## start
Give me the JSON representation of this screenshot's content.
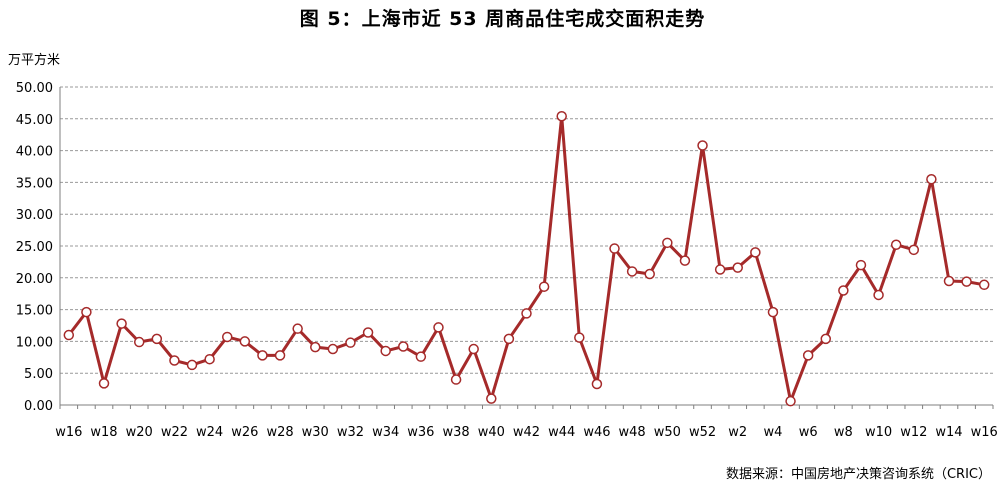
{
  "chart_data": {
    "type": "line",
    "title": "图 5：上海市近 53 周商品住宅成交面积走势",
    "ylabel": "万平方米",
    "xlabel": "",
    "ylim": [
      0,
      50
    ],
    "yticks": [
      "0.00",
      "5.00",
      "10.00",
      "15.00",
      "20.00",
      "25.00",
      "30.00",
      "35.00",
      "40.00",
      "45.00",
      "50.00"
    ],
    "grid": true,
    "x": [
      "w16",
      "w17",
      "w18",
      "w19",
      "w20",
      "w21",
      "w22",
      "w23",
      "w24",
      "w25",
      "w26",
      "w27",
      "w28",
      "w29",
      "w30",
      "w31",
      "w32",
      "w33",
      "w34",
      "w35",
      "w36",
      "w37",
      "w38",
      "w39",
      "w40",
      "w41",
      "w42",
      "w43",
      "w44",
      "w45",
      "w46",
      "w47",
      "w48",
      "w49",
      "w50",
      "w51",
      "w52",
      "w1",
      "w2",
      "w3",
      "w4",
      "w5",
      "w6",
      "w7",
      "w8",
      "w9",
      "w10",
      "w11",
      "w12",
      "w13",
      "w14",
      "w15",
      "w16"
    ],
    "x_tick_labels": [
      "w16",
      "",
      "w18",
      "",
      "w20",
      "",
      "w22",
      "",
      "w24",
      "",
      "w26",
      "",
      "w28",
      "",
      "w30",
      "",
      "w32",
      "",
      "w34",
      "",
      "w36",
      "",
      "w38",
      "",
      "w40",
      "",
      "w42",
      "",
      "w44",
      "",
      "w46",
      "",
      "w48",
      "",
      "w50",
      "",
      "w52",
      "",
      "w2",
      "",
      "w4",
      "",
      "w6",
      "",
      "w8",
      "",
      "w10",
      "",
      "w12",
      "",
      "w14",
      "",
      "w16"
    ],
    "series": [
      {
        "values": [
          11.0,
          14.6,
          3.4,
          12.8,
          9.9,
          10.4,
          7.0,
          6.3,
          7.2,
          10.7,
          10.0,
          7.8,
          7.8,
          12.0,
          9.1,
          8.8,
          9.8,
          11.4,
          8.5,
          9.2,
          7.6,
          12.2,
          4.0,
          8.8,
          1.0,
          10.4,
          14.4,
          18.6,
          45.4,
          10.6,
          3.3,
          24.6,
          21.0,
          20.6,
          25.5,
          22.7,
          40.8,
          21.3,
          21.6,
          24.0,
          14.6,
          0.6,
          7.8,
          10.4,
          18.0,
          22.0,
          17.3,
          25.2,
          24.4,
          35.5,
          19.5,
          19.4,
          18.9
        ],
        "color": "#a52a2a"
      }
    ]
  },
  "source_note": "数据来源：中国房地产决策咨询系统（CRIC）",
  "colors": {
    "line": "#a52a2a",
    "grid": "#999999",
    "axis": "#7f7f7f",
    "marker_fill": "#ffffff"
  }
}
## end
AIM
Without including any picture, retype the entries exactly.

EXERCISE ANSWER
Give me the JSON representation of this screenshot's content.
{
  "chart_data": {
    "type": "line",
    "title": "图 5：上海市近 53 周商品住宅成交面积走势",
    "ylabel": "万平方米",
    "xlabel": "",
    "ylim": [
      0,
      50
    ],
    "yticks": [
      "0.00",
      "5.00",
      "10.00",
      "15.00",
      "20.00",
      "25.00",
      "30.00",
      "35.00",
      "40.00",
      "45.00",
      "50.00"
    ],
    "grid": true,
    "x": [
      "w16",
      "w17",
      "w18",
      "w19",
      "w20",
      "w21",
      "w22",
      "w23",
      "w24",
      "w25",
      "w26",
      "w27",
      "w28",
      "w29",
      "w30",
      "w31",
      "w32",
      "w33",
      "w34",
      "w35",
      "w36",
      "w37",
      "w38",
      "w39",
      "w40",
      "w41",
      "w42",
      "w43",
      "w44",
      "w45",
      "w46",
      "w47",
      "w48",
      "w49",
      "w50",
      "w51",
      "w52",
      "w1",
      "w2",
      "w3",
      "w4",
      "w5",
      "w6",
      "w7",
      "w8",
      "w9",
      "w10",
      "w11",
      "w12",
      "w13",
      "w14",
      "w15",
      "w16"
    ],
    "x_tick_labels": [
      "w16",
      "",
      "w18",
      "",
      "w20",
      "",
      "w22",
      "",
      "w24",
      "",
      "w26",
      "",
      "w28",
      "",
      "w30",
      "",
      "w32",
      "",
      "w34",
      "",
      "w36",
      "",
      "w38",
      "",
      "w40",
      "",
      "w42",
      "",
      "w44",
      "",
      "w46",
      "",
      "w48",
      "",
      "w50",
      "",
      "w52",
      "",
      "w2",
      "",
      "w4",
      "",
      "w6",
      "",
      "w8",
      "",
      "w10",
      "",
      "w12",
      "",
      "w14",
      "",
      "w16"
    ],
    "series": [
      {
        "values": [
          11.0,
          14.6,
          3.4,
          12.8,
          9.9,
          10.4,
          7.0,
          6.3,
          7.2,
          10.7,
          10.0,
          7.8,
          7.8,
          12.0,
          9.1,
          8.8,
          9.8,
          11.4,
          8.5,
          9.2,
          7.6,
          12.2,
          4.0,
          8.8,
          1.0,
          10.4,
          14.4,
          18.6,
          45.4,
          10.6,
          3.3,
          24.6,
          21.0,
          20.6,
          25.5,
          22.7,
          40.8,
          21.3,
          21.6,
          24.0,
          14.6,
          0.6,
          7.8,
          10.4,
          18.0,
          22.0,
          17.3,
          25.2,
          24.4,
          35.5,
          19.5,
          19.4,
          18.9
        ],
        "color": "#a52a2a"
      }
    ]
  },
  "source_note": "数据来源：中国房地产决策咨询系统（CRIC）",
  "colors": {
    "line": "#a52a2a",
    "grid": "#999999",
    "axis": "#7f7f7f",
    "marker_fill": "#ffffff"
  }
}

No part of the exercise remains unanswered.